Collection entries:

•••••

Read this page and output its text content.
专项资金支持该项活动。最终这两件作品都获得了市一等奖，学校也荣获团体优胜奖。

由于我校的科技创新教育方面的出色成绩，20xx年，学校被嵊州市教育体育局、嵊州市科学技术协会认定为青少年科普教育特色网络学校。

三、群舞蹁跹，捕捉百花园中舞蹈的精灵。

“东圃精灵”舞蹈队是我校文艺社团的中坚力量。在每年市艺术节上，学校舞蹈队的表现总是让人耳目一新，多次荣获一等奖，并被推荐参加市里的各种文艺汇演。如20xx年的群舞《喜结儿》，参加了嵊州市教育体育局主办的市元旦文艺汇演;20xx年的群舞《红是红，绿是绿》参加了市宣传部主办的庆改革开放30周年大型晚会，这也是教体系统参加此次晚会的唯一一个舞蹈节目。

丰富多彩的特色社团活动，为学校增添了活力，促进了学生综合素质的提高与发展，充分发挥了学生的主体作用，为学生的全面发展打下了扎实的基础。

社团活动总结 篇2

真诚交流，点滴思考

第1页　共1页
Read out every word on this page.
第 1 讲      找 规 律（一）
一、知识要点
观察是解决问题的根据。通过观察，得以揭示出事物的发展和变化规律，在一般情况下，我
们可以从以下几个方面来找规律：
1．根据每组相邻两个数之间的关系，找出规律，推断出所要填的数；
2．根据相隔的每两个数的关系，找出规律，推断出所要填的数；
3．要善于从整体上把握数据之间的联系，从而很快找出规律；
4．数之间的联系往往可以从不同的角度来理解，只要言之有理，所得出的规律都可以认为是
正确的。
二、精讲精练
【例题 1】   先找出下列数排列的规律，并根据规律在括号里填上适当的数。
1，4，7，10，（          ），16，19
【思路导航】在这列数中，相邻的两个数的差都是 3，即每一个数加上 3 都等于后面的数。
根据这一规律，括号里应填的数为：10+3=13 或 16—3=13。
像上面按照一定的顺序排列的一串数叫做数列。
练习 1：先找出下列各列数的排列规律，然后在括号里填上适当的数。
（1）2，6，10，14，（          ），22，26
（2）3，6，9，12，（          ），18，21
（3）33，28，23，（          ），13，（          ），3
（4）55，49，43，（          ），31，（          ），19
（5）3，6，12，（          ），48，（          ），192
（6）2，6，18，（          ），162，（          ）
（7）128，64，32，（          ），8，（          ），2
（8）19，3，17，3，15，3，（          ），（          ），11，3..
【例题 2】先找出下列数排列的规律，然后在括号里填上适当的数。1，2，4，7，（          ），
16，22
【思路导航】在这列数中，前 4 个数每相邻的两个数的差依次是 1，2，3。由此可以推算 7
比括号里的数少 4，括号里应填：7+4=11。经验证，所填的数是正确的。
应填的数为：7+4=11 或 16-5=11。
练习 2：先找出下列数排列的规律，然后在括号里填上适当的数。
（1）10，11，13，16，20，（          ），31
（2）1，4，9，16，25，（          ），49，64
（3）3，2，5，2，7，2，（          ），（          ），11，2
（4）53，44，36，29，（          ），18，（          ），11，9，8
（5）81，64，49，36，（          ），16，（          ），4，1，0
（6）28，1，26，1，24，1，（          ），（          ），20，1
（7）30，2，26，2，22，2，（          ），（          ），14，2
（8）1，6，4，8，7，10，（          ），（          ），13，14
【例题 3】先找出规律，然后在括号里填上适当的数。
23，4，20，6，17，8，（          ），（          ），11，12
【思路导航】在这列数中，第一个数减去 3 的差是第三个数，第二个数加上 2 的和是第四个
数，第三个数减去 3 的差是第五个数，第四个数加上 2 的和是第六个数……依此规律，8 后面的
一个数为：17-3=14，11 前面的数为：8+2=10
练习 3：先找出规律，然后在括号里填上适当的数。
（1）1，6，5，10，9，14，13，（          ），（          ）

•••••

Objective: Search the lines above for the string "page", then show every one that has it.

Answer to this problem:
Read this page and output its text content.
Read out every word on this page.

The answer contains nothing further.